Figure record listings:
--------

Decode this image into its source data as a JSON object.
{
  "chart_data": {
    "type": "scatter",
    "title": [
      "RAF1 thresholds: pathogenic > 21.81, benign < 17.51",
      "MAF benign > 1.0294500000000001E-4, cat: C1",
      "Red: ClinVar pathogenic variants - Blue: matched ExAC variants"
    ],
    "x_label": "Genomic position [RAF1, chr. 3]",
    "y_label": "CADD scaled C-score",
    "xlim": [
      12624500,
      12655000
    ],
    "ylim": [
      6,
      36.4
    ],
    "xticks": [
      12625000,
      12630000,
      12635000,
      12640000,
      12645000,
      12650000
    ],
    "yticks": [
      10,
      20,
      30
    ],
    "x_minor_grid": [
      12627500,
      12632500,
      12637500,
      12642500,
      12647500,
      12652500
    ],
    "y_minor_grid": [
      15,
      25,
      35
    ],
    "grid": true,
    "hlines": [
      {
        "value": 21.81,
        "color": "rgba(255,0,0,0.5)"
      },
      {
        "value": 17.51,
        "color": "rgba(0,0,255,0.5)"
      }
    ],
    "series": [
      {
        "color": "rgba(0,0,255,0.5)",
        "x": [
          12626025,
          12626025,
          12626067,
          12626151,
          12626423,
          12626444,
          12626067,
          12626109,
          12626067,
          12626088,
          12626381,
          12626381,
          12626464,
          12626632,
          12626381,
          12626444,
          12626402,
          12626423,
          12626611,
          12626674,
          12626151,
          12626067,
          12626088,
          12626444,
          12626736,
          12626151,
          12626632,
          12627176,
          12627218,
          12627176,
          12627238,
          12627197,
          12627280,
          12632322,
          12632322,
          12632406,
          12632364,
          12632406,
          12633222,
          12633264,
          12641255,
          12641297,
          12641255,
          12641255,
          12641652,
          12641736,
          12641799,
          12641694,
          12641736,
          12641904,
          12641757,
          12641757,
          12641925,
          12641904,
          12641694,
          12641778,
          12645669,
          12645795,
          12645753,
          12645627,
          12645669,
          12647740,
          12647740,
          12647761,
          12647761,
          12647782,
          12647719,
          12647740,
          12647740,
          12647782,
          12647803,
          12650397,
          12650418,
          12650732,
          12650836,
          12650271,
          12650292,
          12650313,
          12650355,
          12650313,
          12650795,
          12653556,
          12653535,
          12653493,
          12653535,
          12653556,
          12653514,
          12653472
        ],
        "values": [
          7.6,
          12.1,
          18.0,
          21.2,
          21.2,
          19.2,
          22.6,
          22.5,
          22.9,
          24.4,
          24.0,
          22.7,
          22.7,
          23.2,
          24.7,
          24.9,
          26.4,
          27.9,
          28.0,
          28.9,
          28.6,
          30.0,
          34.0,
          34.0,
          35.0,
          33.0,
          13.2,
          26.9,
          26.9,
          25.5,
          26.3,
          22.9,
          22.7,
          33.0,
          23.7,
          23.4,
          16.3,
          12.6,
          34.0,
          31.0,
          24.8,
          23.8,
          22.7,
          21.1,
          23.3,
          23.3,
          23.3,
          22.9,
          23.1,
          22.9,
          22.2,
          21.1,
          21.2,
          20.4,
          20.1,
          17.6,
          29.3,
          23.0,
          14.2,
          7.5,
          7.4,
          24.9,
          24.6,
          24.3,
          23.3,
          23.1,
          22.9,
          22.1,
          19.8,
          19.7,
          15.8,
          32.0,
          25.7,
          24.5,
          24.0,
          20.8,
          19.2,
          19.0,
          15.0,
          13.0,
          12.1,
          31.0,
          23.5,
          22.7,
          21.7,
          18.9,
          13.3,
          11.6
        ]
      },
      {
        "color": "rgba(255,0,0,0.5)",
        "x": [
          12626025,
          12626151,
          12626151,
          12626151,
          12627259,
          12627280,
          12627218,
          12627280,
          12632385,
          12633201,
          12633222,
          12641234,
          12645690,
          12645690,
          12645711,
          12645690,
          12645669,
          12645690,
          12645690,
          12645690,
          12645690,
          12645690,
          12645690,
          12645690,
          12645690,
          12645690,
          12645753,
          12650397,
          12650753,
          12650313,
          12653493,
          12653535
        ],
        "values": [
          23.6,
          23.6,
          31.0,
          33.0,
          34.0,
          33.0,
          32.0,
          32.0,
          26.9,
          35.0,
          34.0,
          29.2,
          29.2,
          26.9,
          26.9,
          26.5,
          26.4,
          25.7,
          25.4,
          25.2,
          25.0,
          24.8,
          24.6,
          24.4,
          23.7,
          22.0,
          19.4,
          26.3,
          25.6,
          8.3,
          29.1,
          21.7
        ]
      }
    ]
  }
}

--------

*PROBLEM DETAILS*. The lines you need are those containing "rgba"; find them in the records and copy them.

*TASK OUTPUT*.
        "color": "rgba(255,0,0,0.5)"
        "color": "rgba(0,0,255,0.5)"
        "color": "rgba(0,0,255,0.5)",
        "color": "rgba(255,0,0,0.5)",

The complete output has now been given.